* Records from a dataset
========================================================================
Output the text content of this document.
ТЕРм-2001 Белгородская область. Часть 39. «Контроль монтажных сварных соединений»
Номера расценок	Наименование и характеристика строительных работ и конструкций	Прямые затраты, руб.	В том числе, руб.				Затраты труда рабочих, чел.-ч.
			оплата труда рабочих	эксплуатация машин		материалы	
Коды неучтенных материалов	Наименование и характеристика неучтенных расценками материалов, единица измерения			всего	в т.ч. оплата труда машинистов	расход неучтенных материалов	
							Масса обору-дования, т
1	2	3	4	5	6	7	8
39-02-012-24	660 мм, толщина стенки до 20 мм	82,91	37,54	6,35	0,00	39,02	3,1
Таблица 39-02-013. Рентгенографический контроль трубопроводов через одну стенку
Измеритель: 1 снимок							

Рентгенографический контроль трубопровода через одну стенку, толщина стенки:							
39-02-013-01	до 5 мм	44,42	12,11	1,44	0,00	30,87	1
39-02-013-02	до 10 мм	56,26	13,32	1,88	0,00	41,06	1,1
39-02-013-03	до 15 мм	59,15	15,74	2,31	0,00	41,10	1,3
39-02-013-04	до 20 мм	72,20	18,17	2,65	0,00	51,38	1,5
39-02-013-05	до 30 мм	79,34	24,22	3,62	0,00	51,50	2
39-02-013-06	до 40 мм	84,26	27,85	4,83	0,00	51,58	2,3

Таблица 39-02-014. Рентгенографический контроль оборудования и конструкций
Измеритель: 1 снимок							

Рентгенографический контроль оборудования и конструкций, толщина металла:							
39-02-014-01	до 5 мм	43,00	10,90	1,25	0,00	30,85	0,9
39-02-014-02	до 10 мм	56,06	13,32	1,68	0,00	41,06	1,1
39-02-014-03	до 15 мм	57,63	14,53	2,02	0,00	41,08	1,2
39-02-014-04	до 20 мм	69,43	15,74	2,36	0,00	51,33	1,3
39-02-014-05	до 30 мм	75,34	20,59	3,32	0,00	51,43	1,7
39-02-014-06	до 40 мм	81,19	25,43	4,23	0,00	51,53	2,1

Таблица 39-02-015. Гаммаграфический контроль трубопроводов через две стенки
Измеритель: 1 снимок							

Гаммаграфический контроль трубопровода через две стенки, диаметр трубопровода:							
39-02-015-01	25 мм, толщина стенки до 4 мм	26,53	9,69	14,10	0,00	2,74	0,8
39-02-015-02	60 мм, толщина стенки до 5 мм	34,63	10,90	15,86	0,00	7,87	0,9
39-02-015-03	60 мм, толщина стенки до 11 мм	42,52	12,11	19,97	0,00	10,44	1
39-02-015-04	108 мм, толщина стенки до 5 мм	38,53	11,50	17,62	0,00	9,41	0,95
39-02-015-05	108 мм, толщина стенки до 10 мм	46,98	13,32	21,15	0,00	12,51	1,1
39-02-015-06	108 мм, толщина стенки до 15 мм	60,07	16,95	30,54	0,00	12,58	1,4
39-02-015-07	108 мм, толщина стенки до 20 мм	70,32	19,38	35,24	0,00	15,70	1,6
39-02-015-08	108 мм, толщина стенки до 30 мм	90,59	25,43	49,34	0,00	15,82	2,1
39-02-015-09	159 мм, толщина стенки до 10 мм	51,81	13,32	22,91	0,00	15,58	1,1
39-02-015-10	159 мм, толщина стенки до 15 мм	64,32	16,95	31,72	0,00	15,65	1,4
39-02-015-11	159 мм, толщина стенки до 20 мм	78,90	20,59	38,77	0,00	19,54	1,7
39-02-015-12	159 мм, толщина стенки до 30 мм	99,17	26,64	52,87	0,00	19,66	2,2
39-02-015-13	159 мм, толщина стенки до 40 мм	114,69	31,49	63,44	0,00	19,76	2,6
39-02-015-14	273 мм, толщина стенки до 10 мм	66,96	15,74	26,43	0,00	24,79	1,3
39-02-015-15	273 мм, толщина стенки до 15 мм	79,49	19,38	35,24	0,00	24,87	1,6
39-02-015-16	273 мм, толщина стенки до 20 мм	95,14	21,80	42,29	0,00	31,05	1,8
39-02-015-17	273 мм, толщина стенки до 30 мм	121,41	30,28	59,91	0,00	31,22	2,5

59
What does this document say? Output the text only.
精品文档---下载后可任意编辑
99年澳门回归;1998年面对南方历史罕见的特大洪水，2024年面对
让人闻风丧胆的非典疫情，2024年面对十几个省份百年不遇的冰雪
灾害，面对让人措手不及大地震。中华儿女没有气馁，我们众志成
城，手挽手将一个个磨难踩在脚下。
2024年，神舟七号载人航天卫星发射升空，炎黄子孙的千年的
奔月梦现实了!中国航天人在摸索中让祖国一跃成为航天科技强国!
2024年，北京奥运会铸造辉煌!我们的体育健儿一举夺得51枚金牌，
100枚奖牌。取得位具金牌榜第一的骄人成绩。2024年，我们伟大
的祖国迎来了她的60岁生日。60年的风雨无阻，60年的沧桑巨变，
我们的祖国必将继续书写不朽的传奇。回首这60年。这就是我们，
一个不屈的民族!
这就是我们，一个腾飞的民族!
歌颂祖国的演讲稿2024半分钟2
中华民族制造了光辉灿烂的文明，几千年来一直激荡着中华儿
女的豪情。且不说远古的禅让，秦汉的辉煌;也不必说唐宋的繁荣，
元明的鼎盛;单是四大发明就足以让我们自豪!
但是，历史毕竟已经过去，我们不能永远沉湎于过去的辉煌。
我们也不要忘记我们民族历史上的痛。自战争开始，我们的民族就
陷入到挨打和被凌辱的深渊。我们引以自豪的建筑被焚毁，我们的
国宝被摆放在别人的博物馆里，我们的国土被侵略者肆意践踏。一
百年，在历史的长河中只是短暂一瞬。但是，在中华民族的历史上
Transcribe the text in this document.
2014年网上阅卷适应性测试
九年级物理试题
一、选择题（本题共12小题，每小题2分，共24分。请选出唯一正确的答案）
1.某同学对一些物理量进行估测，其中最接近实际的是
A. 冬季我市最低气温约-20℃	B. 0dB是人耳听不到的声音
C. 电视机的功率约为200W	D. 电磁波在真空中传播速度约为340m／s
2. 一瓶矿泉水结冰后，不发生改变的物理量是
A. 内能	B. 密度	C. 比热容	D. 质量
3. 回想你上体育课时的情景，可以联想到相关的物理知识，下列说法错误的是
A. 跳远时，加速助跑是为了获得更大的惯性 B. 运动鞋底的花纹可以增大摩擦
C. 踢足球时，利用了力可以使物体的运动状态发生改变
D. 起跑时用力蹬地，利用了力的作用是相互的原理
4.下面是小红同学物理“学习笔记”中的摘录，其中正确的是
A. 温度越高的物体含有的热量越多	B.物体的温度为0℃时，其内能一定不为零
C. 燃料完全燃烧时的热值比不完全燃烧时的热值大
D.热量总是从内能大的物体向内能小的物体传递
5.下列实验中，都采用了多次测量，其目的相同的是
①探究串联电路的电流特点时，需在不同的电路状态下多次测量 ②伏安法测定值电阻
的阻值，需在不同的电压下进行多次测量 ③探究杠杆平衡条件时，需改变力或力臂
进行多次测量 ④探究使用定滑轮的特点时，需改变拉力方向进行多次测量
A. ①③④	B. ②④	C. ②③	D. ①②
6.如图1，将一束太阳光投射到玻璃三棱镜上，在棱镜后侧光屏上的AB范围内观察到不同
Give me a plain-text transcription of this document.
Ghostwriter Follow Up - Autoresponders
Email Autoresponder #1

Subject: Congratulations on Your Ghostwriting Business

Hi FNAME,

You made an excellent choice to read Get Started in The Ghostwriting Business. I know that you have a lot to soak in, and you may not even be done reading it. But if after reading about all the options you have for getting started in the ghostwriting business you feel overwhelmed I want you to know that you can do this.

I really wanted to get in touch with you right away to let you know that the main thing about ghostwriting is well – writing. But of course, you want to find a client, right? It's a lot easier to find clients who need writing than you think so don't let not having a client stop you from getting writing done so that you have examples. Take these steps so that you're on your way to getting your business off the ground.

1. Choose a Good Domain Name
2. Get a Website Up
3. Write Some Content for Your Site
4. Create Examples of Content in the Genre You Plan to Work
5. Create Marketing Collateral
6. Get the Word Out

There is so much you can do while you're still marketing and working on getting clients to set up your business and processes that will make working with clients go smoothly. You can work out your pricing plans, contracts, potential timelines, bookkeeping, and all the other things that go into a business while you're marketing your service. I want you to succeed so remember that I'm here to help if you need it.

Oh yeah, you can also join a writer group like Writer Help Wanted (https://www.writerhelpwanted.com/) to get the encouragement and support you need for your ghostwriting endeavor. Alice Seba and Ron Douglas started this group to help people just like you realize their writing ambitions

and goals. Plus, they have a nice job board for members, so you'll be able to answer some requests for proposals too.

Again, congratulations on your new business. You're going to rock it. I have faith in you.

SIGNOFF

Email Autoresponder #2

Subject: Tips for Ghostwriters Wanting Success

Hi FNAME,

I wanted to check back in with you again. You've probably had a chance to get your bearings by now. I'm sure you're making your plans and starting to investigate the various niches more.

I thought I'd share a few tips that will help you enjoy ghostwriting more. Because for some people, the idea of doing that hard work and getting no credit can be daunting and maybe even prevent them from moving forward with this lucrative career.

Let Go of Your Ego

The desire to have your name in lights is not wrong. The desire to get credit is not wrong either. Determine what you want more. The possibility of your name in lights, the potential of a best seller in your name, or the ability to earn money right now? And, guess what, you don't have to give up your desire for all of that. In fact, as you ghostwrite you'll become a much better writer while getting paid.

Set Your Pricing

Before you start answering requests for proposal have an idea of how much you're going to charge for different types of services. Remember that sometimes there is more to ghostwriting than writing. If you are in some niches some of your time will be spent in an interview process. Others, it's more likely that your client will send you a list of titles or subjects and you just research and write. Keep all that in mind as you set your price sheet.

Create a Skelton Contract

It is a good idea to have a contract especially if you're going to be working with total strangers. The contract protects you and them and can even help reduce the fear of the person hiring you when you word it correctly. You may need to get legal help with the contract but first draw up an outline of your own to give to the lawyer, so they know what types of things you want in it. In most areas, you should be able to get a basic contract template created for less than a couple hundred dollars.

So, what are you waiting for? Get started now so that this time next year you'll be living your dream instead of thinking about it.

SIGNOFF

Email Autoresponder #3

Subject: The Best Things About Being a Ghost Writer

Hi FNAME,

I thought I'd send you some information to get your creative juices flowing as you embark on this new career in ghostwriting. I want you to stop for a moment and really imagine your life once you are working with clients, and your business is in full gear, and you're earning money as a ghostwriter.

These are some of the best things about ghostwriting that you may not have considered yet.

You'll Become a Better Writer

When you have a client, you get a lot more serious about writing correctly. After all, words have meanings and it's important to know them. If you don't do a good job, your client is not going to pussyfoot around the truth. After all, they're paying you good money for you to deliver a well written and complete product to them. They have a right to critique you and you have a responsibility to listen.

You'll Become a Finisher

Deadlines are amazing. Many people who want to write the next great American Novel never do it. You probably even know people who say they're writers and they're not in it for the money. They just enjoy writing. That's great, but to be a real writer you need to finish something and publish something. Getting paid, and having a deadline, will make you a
========================================================================
* EXERCISE INSTRUCTIONS
Pull every line containing the word "document" out of the material and copy it.

* EXERCISE SOLUTION
Output the text content of this document.
What does this document say? Output the text only.
Transcribe the text in this document.
Give me a plain-text transcription of this document.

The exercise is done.